** Extracted records **
........
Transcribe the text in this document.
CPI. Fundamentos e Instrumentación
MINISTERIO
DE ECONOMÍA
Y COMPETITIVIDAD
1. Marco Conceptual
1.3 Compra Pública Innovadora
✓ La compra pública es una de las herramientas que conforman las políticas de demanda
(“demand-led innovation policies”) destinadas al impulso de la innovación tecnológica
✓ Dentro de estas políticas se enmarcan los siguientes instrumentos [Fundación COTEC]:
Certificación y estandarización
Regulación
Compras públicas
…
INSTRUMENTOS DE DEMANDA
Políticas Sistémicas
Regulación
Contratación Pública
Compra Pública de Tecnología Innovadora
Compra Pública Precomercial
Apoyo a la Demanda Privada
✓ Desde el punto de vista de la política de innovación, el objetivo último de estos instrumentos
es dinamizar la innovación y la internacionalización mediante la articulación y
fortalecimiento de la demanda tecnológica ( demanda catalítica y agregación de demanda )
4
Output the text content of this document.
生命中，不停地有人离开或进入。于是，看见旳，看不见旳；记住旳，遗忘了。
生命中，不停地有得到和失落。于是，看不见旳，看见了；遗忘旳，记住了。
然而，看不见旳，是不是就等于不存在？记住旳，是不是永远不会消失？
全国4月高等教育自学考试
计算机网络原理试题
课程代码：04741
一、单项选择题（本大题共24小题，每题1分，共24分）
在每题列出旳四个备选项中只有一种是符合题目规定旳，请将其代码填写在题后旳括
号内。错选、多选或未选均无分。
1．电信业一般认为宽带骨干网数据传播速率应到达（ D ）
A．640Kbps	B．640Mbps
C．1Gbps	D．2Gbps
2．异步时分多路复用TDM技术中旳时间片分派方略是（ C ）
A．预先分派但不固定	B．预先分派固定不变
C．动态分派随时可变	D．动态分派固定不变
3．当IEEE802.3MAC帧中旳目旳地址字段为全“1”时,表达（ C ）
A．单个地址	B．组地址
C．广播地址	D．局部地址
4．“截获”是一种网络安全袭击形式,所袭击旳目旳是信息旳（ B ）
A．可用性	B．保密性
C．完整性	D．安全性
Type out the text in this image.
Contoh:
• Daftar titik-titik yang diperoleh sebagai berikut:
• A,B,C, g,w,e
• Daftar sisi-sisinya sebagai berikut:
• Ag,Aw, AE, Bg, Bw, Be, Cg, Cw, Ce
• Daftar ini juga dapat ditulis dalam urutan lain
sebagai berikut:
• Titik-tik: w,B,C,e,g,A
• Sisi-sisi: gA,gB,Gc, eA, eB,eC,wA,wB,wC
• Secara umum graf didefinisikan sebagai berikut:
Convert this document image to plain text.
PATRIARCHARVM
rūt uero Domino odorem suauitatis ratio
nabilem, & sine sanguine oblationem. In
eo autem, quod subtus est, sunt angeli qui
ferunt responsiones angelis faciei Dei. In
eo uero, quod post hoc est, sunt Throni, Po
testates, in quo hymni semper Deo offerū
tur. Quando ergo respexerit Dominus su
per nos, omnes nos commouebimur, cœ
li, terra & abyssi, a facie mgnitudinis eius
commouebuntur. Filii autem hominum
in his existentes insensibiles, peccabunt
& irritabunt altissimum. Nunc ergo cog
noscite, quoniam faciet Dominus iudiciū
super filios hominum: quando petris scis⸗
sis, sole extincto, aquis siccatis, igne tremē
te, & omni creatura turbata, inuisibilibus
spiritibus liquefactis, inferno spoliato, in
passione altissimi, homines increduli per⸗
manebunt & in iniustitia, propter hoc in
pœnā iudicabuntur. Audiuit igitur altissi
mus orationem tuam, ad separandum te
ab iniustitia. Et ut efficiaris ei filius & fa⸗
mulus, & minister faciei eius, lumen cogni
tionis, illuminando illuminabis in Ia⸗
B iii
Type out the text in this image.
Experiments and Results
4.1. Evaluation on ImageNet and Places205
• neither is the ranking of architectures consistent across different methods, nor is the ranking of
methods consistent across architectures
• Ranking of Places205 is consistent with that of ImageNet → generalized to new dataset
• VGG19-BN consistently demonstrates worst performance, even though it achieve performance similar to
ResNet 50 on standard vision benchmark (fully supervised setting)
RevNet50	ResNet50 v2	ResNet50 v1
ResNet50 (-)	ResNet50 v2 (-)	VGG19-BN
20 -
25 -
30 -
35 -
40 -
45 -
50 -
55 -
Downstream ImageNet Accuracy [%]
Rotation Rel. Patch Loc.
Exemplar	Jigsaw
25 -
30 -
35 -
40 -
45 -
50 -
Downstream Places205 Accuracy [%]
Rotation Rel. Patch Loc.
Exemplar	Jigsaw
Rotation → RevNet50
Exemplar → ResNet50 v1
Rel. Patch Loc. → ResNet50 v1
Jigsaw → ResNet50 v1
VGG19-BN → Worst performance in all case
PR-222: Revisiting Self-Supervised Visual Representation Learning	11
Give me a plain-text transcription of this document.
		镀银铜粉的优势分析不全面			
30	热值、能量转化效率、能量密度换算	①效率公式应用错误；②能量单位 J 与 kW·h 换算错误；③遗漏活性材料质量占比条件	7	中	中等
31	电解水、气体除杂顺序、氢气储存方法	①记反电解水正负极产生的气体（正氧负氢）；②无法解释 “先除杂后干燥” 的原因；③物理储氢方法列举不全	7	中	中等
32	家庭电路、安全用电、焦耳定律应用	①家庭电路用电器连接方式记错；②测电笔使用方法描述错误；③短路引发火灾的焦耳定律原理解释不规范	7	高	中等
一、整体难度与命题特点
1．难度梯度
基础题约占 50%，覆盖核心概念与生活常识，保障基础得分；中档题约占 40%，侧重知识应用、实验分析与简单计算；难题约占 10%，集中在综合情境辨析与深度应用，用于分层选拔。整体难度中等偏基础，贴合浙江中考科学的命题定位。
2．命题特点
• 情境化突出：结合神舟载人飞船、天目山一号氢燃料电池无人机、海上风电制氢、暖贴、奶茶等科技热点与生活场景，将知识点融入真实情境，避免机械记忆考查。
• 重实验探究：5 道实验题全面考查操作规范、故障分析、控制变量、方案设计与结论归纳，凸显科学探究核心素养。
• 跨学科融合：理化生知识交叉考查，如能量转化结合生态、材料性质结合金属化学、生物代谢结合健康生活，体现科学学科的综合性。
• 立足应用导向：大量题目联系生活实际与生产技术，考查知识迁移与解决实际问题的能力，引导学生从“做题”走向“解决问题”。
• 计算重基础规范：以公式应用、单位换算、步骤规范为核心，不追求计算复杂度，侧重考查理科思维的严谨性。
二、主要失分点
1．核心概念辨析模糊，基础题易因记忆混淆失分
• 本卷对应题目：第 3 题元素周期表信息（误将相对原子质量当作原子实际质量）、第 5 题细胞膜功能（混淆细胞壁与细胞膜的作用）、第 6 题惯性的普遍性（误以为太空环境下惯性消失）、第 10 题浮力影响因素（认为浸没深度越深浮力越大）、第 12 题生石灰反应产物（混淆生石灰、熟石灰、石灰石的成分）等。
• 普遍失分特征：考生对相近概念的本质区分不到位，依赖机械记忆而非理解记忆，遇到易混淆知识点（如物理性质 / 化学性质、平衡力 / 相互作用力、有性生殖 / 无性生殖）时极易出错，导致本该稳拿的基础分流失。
........
** Written task **
Find and count the lines of the data that include the string "Dominus", and report that figure by itself.

** Written answer **
2